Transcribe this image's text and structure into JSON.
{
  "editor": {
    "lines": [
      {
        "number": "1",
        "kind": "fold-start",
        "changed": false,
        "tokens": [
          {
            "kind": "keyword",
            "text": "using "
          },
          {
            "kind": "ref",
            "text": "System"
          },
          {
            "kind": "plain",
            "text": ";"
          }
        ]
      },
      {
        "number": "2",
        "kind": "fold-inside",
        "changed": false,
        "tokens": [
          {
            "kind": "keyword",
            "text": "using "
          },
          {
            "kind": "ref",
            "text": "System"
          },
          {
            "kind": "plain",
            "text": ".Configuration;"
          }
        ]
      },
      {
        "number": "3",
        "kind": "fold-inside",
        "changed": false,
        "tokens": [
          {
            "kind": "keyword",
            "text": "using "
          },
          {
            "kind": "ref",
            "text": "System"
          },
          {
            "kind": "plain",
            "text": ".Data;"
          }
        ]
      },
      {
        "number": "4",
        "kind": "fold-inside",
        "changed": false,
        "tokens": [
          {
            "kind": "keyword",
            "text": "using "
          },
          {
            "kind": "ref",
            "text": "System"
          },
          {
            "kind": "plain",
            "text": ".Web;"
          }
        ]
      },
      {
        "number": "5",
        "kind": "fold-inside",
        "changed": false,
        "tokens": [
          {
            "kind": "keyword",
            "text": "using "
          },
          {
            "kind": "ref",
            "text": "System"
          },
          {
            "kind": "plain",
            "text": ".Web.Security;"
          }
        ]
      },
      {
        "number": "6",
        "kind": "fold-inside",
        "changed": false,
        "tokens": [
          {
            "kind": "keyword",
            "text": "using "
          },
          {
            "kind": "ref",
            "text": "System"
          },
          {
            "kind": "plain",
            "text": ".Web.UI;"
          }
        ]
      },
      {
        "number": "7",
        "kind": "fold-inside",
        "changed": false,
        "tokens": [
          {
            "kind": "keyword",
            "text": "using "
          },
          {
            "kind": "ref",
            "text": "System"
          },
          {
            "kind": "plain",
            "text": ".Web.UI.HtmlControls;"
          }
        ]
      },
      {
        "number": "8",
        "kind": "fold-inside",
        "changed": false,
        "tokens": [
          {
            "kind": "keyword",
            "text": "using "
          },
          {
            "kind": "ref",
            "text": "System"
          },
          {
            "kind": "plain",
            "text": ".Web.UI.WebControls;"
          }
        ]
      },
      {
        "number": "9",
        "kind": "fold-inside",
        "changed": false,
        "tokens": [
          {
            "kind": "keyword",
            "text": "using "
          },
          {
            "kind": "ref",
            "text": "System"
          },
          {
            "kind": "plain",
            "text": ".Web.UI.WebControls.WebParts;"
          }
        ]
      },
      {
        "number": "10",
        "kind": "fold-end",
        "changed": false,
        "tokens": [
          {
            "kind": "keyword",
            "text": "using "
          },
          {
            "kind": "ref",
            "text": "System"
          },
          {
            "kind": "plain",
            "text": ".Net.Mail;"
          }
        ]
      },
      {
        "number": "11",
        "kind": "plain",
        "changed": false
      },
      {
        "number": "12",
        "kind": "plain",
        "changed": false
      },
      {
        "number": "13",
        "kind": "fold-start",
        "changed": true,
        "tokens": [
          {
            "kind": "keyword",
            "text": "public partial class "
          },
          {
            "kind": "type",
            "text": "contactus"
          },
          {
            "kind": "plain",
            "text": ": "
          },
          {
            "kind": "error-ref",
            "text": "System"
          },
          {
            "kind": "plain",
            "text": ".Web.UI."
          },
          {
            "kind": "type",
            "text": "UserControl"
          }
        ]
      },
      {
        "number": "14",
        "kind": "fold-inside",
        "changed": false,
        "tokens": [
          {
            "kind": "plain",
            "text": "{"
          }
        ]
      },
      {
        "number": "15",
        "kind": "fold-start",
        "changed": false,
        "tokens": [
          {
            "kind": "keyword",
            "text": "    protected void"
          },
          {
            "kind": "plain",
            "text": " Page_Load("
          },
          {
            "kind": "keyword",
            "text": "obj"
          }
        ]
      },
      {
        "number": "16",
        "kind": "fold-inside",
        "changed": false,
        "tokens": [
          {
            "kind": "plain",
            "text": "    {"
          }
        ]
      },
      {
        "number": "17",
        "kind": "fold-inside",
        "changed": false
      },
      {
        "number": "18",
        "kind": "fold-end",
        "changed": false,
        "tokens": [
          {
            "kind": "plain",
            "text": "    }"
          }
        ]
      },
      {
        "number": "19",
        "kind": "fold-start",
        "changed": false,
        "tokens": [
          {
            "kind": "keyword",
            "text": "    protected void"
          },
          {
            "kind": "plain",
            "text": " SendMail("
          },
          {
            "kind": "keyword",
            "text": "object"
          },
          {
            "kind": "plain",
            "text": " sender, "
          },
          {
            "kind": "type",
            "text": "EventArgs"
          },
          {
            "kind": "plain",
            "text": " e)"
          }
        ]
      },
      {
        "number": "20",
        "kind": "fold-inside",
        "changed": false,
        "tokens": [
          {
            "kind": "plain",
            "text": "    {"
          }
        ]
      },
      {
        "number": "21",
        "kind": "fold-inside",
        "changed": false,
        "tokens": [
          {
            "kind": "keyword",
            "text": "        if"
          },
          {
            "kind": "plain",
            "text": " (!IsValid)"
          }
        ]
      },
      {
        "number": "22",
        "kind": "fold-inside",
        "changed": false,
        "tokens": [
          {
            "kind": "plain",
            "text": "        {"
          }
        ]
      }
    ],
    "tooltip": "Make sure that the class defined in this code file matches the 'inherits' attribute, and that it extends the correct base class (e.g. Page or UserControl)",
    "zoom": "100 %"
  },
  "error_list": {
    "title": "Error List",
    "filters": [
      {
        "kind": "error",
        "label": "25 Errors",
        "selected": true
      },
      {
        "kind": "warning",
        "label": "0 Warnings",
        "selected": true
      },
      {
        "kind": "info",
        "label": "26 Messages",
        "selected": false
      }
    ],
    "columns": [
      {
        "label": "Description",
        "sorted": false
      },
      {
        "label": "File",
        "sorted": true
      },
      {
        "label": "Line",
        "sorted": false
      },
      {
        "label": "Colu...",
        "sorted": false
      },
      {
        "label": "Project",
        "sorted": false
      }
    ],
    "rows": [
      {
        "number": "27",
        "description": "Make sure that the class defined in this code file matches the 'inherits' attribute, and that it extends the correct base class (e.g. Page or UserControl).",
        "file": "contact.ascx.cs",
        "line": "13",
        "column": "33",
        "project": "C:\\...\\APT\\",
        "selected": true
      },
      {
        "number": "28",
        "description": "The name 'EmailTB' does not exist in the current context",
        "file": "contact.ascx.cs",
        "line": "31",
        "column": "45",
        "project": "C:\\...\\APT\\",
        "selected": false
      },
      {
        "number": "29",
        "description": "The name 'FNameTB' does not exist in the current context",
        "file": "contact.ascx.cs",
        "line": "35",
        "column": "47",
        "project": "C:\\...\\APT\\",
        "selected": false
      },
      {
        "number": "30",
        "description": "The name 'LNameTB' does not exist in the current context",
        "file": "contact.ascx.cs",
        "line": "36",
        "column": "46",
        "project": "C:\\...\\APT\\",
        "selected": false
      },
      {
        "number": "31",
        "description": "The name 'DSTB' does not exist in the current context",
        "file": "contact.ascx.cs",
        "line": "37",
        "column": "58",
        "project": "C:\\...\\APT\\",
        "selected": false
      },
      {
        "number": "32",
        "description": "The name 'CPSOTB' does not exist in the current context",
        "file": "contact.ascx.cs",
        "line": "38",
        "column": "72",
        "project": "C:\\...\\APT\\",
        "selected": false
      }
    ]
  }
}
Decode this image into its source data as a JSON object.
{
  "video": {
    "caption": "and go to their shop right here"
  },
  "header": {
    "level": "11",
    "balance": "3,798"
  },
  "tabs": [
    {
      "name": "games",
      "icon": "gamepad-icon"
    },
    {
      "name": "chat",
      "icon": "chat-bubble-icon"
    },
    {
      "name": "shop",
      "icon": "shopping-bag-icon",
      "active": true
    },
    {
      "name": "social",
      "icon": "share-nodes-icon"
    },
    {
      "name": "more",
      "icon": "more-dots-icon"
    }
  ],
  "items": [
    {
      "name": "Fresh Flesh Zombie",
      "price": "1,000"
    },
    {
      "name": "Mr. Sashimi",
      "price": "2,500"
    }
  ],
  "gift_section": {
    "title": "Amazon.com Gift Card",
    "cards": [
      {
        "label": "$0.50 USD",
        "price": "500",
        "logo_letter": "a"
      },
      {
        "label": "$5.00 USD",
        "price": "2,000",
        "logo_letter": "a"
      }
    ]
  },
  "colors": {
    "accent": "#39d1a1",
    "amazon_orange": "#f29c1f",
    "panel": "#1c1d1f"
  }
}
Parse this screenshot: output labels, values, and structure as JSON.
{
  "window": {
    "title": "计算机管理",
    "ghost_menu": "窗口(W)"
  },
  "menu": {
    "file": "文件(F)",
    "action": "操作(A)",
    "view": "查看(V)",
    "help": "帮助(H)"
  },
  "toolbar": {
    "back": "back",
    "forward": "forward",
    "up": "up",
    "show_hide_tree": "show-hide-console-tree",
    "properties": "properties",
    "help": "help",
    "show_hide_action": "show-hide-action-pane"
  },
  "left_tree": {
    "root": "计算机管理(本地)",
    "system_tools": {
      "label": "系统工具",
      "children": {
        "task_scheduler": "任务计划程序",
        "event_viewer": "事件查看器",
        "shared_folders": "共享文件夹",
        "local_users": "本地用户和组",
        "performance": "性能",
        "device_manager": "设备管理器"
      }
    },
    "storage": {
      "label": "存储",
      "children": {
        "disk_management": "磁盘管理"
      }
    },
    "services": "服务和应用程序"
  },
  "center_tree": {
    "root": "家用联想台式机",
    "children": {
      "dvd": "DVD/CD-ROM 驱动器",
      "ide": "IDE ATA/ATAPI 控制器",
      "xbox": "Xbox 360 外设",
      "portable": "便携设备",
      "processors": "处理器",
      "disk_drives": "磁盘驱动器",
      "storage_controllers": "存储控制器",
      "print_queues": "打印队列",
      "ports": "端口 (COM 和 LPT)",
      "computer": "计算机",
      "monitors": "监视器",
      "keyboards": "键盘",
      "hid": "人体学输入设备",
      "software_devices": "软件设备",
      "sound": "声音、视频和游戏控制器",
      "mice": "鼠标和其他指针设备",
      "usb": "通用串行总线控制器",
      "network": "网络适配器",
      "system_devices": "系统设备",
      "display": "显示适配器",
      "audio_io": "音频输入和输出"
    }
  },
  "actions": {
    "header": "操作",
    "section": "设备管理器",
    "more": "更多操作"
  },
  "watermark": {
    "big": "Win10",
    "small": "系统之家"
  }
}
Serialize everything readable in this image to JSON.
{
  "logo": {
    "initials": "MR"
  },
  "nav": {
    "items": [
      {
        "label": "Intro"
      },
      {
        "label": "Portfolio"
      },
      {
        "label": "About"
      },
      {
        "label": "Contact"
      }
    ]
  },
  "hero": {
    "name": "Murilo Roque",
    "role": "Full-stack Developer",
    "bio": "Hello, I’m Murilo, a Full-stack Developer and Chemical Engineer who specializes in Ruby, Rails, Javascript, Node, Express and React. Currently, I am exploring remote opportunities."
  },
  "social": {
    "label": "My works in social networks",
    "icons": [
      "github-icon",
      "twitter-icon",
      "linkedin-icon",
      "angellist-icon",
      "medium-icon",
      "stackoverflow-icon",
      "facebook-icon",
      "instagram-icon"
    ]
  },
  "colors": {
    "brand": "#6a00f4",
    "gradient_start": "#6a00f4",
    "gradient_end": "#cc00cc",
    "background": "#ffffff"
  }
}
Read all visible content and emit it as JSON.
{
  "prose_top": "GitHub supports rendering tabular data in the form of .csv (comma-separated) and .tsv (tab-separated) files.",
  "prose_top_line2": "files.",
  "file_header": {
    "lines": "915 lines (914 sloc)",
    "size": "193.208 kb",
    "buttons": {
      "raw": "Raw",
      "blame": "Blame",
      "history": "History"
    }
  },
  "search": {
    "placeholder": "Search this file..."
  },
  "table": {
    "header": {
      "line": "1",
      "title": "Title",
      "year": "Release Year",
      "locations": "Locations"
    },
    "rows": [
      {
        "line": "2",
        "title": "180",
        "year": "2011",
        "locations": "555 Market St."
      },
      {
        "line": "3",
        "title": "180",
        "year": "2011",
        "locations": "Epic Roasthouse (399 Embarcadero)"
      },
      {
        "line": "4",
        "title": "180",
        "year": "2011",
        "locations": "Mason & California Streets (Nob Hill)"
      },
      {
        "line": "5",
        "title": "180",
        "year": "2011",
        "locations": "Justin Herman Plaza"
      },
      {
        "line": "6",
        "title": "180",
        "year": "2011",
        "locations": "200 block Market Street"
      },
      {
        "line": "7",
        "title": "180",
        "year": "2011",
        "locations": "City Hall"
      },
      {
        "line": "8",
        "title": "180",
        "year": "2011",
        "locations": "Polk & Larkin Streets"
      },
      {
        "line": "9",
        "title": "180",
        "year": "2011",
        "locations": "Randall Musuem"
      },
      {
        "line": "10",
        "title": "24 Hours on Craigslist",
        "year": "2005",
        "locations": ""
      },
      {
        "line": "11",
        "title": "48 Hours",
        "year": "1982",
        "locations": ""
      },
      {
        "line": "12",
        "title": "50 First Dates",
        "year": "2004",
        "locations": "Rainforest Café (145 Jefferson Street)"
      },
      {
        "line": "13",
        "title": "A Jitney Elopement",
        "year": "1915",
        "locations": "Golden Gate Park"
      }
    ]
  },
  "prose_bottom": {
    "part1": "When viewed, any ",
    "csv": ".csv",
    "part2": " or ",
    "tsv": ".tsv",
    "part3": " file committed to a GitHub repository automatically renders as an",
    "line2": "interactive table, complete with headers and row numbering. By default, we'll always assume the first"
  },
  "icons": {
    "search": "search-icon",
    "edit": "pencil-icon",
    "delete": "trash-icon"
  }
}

Job: What count of lines in the listing contain the word "show"? Reply with the number only.

Completed exercise: 2